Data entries

###

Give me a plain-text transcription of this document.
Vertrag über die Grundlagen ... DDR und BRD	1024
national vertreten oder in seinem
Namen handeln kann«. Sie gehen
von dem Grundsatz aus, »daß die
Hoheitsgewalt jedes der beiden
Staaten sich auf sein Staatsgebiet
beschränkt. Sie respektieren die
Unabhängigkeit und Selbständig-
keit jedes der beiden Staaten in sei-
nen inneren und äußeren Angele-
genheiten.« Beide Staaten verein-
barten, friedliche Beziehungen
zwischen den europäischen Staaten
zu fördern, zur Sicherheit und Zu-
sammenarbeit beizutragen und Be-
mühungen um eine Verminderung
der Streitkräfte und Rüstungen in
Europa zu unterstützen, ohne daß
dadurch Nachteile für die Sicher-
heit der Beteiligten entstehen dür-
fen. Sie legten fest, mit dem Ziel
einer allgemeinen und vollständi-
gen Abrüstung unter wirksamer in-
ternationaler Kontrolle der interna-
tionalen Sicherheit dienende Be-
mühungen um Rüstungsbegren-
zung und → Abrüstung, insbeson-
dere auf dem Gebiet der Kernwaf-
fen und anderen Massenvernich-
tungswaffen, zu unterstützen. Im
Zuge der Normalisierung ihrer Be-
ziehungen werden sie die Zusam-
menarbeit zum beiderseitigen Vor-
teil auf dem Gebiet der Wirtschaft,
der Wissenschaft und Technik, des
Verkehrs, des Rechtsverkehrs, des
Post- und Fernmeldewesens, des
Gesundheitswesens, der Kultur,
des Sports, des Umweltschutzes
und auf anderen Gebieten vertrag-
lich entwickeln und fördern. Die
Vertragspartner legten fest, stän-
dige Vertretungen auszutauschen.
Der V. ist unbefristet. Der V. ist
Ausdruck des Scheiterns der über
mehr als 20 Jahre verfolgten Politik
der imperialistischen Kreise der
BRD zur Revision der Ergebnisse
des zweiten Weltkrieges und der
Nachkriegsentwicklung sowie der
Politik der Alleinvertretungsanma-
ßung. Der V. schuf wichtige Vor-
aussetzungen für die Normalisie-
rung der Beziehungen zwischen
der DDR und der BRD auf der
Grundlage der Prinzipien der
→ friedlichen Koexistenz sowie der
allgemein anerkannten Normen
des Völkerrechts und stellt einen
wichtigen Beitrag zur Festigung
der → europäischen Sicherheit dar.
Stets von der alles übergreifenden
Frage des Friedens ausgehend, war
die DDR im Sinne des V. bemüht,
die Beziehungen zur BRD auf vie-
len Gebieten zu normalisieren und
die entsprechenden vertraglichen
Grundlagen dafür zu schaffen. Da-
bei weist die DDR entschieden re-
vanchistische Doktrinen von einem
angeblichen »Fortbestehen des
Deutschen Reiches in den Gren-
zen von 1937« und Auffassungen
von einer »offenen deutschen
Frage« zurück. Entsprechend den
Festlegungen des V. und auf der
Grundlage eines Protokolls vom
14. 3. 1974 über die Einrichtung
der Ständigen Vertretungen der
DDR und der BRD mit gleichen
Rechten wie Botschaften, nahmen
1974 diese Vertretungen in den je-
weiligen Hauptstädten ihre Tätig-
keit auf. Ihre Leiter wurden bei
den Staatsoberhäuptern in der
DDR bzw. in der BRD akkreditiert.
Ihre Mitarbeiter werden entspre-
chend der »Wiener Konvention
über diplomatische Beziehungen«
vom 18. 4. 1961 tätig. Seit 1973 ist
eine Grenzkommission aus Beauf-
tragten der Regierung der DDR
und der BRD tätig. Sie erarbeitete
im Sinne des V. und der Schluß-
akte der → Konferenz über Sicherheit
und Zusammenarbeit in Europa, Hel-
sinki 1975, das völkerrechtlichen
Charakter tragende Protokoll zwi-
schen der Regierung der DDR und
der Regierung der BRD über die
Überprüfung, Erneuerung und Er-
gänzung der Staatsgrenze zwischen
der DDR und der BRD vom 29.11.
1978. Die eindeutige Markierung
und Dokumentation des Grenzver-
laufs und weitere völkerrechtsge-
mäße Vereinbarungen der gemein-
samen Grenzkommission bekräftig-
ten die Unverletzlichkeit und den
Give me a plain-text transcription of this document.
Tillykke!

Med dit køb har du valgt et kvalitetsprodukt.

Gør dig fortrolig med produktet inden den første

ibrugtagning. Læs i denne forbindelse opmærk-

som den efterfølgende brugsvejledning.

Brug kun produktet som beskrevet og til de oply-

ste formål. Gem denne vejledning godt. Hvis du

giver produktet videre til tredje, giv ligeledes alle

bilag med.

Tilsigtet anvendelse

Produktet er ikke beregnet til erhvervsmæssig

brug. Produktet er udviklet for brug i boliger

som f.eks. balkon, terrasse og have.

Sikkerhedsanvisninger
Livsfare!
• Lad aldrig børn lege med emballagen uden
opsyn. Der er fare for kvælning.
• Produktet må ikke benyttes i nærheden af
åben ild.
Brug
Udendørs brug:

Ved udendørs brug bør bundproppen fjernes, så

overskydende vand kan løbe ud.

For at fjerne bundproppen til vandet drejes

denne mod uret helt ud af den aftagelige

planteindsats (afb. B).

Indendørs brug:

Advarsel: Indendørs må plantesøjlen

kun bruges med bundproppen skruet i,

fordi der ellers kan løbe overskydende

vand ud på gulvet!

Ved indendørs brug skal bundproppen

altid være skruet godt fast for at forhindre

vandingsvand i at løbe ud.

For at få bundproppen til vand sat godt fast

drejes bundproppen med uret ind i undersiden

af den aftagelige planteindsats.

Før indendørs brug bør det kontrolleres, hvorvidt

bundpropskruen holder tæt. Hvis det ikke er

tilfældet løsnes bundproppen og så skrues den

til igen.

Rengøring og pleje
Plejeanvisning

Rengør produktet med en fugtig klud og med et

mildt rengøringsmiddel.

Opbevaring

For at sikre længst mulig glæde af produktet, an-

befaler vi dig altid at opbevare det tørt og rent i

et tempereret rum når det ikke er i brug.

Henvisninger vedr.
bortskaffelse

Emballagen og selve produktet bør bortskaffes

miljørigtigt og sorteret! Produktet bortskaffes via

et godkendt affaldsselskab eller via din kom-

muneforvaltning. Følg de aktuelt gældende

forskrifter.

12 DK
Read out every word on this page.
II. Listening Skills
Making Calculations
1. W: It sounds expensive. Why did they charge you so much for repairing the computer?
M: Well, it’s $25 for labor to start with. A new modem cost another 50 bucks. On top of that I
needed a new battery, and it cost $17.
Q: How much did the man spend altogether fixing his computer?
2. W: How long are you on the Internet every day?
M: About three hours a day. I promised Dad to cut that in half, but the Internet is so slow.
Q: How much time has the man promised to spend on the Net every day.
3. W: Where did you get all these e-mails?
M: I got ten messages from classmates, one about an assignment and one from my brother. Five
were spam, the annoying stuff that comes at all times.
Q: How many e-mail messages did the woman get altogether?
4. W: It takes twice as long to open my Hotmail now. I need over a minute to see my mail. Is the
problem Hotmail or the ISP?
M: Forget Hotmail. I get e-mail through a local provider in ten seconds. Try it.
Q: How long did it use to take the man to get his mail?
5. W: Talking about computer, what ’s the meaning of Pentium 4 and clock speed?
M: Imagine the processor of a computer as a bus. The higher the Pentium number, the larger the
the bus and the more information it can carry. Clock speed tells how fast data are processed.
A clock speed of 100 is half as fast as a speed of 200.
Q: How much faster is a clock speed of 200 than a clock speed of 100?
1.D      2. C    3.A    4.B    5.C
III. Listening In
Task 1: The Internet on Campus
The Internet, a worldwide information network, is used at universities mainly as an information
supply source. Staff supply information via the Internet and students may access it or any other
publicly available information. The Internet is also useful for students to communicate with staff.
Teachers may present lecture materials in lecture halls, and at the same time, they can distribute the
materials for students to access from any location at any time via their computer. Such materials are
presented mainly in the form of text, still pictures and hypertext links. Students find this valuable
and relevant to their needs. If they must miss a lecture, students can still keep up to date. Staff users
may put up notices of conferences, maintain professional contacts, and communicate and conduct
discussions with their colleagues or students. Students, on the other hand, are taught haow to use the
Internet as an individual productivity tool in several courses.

###

**TASK GOAL:**
Tally the lines of the records holding the word "long", then state only the tally.

**RESPONSE TO THIS TASK:**
3